STATED PROBLEM: Are you able to retype all the records below exactly?

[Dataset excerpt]
>> BEGIN

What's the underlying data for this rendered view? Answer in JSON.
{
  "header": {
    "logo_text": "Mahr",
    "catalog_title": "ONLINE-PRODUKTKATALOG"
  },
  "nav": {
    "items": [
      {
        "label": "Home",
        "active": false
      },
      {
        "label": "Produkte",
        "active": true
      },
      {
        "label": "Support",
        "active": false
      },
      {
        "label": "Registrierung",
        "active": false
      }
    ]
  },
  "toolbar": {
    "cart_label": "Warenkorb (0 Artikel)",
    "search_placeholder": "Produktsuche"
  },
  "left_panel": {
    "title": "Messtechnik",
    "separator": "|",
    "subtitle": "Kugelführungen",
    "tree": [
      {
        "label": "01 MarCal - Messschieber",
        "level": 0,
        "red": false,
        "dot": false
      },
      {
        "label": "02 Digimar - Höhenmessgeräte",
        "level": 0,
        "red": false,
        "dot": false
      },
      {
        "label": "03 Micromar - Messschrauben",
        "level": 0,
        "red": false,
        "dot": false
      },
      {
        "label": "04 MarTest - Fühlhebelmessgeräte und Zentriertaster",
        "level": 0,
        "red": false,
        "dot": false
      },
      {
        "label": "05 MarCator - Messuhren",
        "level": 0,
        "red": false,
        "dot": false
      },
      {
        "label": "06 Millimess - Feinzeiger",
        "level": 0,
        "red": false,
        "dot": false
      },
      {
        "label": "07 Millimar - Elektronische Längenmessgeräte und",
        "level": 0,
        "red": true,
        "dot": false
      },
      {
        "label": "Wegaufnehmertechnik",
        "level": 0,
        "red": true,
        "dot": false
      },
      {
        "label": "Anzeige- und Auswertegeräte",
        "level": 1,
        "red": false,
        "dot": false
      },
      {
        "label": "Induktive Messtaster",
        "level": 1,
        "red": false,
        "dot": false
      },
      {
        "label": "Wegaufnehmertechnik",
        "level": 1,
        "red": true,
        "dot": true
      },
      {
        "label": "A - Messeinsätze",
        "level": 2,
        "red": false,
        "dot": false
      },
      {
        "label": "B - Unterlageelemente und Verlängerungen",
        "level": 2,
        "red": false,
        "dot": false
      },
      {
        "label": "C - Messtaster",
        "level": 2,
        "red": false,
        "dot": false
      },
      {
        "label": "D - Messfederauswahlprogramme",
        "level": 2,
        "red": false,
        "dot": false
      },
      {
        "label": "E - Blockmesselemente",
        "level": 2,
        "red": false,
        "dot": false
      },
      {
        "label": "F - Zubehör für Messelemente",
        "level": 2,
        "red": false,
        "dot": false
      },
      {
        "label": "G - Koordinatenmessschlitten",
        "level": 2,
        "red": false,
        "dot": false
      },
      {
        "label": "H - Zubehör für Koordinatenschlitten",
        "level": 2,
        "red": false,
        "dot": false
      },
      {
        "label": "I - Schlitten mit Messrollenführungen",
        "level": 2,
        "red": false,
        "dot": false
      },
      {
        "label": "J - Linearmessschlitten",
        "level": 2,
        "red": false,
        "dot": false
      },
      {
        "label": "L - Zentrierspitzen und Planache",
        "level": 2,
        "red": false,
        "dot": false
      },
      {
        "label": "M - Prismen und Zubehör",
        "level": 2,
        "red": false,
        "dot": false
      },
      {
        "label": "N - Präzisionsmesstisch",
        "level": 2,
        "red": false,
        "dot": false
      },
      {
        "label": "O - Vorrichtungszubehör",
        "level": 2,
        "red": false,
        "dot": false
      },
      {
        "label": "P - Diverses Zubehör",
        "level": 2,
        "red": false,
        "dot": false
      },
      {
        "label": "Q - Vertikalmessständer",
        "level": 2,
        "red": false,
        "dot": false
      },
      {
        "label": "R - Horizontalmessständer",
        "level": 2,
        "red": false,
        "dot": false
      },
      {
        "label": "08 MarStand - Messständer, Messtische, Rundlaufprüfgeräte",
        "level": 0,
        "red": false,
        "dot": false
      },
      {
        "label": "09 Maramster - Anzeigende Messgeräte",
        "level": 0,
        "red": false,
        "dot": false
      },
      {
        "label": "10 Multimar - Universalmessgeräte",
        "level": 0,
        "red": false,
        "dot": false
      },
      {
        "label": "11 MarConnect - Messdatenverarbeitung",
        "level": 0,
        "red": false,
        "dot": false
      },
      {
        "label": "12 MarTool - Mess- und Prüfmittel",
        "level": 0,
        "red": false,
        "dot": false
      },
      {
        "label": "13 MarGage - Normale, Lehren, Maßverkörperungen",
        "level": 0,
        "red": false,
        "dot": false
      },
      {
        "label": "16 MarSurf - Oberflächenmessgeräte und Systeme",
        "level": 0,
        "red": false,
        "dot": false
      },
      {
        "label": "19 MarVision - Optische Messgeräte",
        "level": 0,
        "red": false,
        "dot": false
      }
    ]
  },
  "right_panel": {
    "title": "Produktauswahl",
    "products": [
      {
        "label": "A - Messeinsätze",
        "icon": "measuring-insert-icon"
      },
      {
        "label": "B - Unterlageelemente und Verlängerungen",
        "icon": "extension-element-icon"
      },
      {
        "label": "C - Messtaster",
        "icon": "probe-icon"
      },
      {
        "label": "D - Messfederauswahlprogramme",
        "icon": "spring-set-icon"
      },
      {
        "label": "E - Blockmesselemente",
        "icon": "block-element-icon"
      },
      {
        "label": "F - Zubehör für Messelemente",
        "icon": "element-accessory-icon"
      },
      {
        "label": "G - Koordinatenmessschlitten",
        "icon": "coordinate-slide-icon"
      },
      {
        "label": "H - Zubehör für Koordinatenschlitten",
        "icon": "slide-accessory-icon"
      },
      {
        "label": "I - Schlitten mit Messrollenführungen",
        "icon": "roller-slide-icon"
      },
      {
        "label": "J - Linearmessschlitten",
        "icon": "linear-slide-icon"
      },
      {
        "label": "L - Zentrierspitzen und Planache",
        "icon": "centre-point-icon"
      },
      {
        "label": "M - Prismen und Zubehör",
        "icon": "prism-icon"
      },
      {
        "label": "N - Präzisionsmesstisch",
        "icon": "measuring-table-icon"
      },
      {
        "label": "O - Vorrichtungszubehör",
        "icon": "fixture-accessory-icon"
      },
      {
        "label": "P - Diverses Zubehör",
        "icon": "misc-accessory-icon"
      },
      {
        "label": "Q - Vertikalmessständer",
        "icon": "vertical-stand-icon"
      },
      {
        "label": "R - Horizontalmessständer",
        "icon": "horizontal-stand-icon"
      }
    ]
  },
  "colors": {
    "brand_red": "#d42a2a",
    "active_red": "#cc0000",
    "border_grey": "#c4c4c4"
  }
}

>> END

RESPONSE TO THIS EXERCISE:
What's the underlying data for this rendered view? Answer in JSON.
{
  "header": {
    "logo_text": "Mahr",
    "catalog_title": "ONLINE-PRODUKTKATALOG"
  },
  "nav": {
    "items": [
      {
        "label": "Home",
        "active": false
      },
      {
        "label": "Produkte",
        "active": true
      },
      {
        "label": "Support",
        "active": false
      },
      {
        "label": "Registrierung",
        "active": false
      }
    ]
  },
  "toolbar": {
    "cart_label": "Warenkorb (0 Artikel)",
    "search_placeholder": "Produktsuche"
  },
  "left_panel": {
    "title": "Messtechnik",
    "separator": "|",
    "subtitle": "Kugelführungen",
    "tree": [
      {
        "label": "01 MarCal - Messschieber",
        "level": 0,
        "red": false,
        "dot": false
      },
      {
        "label": "02 Digimar - Höhenmessgeräte",
        "level": 0,
        "red": false,
        "dot": false
      },
      {
        "label": "03 Micromar - Messschrauben",
        "level": 0,
        "red": false,
        "dot": false
      },
      {
        "label": "04 MarTest - Fühlhebelmessgeräte und Zentriertaster",
        "level": 0,
        "red": false,
        "dot": false
      },
      {
        "label": "05 MarCator - Messuhren",
        "level": 0,
        "red": false,
        "dot": false
      },
      {
        "label": "06 Millimess - Feinzeiger",
        "level": 0,
        "red": false,
        "dot": false
      },
      {
        "label": "07 Millimar - Elektronische Längenmessgeräte und",
        "level": 0,
        "red": true,
        "dot": false
      },
      {
        "label": "Wegaufnehmertechnik",
        "level": 0,
        "red": true,
        "dot": false
      },
      {
        "label": "Anzeige- und Auswertegeräte",
        "level": 1,
        "red": false,
        "dot": false
      },
      {
        "label": "Induktive Messtaster",
        "level": 1,
        "red": false,
        "dot": false
      },
      {
        "label": "Wegaufnehmertechnik",
        "level": 1,
        "red": true,
        "dot": true
      },
      {
        "label": "A - Messeinsätze",
        "level": 2,
        "red": false,
        "dot": false
      },
      {
        "label": "B - Unterlageelemente und Verlängerungen",
        "level": 2,
        "red": false,
        "dot": false
      },
      {
        "label": "C - Messtaster",
        "level": 2,
        "red": false,
        "dot": false
      },
      {
        "label": "D - Messfederauswahlprogramme",
        "level": 2,
        "red": false,
        "dot": false
      },
      {
        "label": "E - Blockmesselemente",
        "level": 2,
        "red": false,
        "dot": false
      },
      {
        "label": "F - Zubehör für Messelemente",
        "level": 2,
        "red": false,
        "dot": false
      },
      {
        "label": "G - Koordinatenmessschlitten",
        "level": 2,
        "red": false,
        "dot": false
      },
      {
        "label": "H - Zubehör für Koordinatenschlitten",
        "level": 2,
        "red": false,
        "dot": false
      },
      {
        "label": "I - Schlitten mit Messrollenführungen",
        "level": 2,
        "red": false,
        "dot": false
      },
      {
        "label": "J - Linearmessschlitten",
        "level": 2,
        "red": false,
        "dot": false
      },
      {
        "label": "L - Zentrierspitzen und Planache",
        "level": 2,
        "red": false,
        "dot": false
      },
      {
        "label": "M - Prismen und Zubehör",
        "level": 2,
        "red": false,
        "dot": false
      },
      {
        "label": "N - Präzisionsmesstisch",
        "level": 2,
        "red": false,
        "dot": false
      },
      {
        "label": "O - Vorrichtungszubehör",
        "level": 2,
        "red": false,
        "dot": false
      },
      {
        "label": "P - Diverses Zubehör",
        "level": 2,
        "red": false,
        "dot": false
      },
      {
        "label": "Q - Vertikalmessständer",
        "level": 2,
        "red": false,
        "dot": false
      },
      {
        "label": "R - Horizontalmessständer",
        "level": 2,
        "red": false,
        "dot": false
      },
      {
        "label": "08 MarStand - Messständer, Messtische, Rundlaufprüfgeräte",
        "level": 0,
        "red": false,
        "dot": false
      },
      {
        "label": "09 Maramster - Anzeigende Messgeräte",
        "level": 0,
        "red": false,
        "dot": false
      },
      {
        "label": "10 Multimar - Universalmessgeräte",
        "level": 0,
        "red": false,
        "dot": false
      },
      {
        "label": "11 MarConnect - Messdatenverarbeitung",
        "level": 0,
        "red": false,
        "dot": false
      },
      {
        "label": "12 MarTool - Mess- und Prüfmittel",
        "level": 0,
        "red": false,
        "dot": false
      },
      {
        "label": "13 MarGage - Normale, Lehren, Maßverkörperungen",
        "level": 0,
        "red": false,
        "dot": false
      },
      {
        "label": "16 MarSurf - Oberflächenmessgeräte und Systeme",
        "level": 0,
        "red": false,
        "dot": false
      },
      {
        "label": "19 MarVision - Optische Messgeräte",
        "level": 0,
        "red": false,
        "dot": false
      }
    ]
  },
  "right_panel": {
    "title": "Produktauswahl",
    "products": [
      {
        "label": "A - Messeinsätze",
        "icon": "measuring-insert-icon"
      },
      {
        "label": "B - Unterlageelemente und Verlängerungen",
        "icon": "extension-element-icon"
      },
      {
        "label": "C - Messtaster",
        "icon": "probe-icon"
      },
      {
        "label": "D - Messfederauswahlprogramme",
        "icon": "spring-set-icon"
      },
      {
        "label": "E - Blockmesselemente",
        "icon": "block-element-icon"
      },
      {
        "label": "F - Zubehör für Messelemente",
        "icon": "element-accessory-icon"
      },
      {
        "label": "G - Koordinatenmessschlitten",
        "icon": "coordinate-slide-icon"
      },
      {
        "label": "H - Zubehör für Koordinatenschlitten",
        "icon": "slide-accessory-icon"
      },
      {
        "label": "I - Schlitten mit Messrollenführungen",
        "icon": "roller-slide-icon"
      },
      {
        "label": "J - Linearmessschlitten",
        "icon": "linear-slide-icon"
      },
      {
        "label": "L - Zentrierspitzen und Planache",
        "icon": "centre-point-icon"
      },
      {
        "label": "M - Prismen und Zubehör",
        "icon": "prism-icon"
      },
      {
        "label": "N - Präzisionsmesstisch",
        "icon": "measuring-table-icon"
      },
      {
        "label": "O - Vorrichtungszubehör",
        "icon": "fixture-accessory-icon"
      },
      {
        "label": "P - Diverses Zubehör",
        "icon": "misc-accessory-icon"
      },
      {
        "label": "Q - Vertikalmessständer",
        "icon": "vertical-stand-icon"
      },
      {
        "label": "R - Horizontalmessständer",
        "icon": "horizontal-stand-icon"
      }
    ]
  },
  "colors": {
    "brand_red": "#d42a2a",
    "active_red": "#cc0000",
    "border_grey": "#c4c4c4"
  }
}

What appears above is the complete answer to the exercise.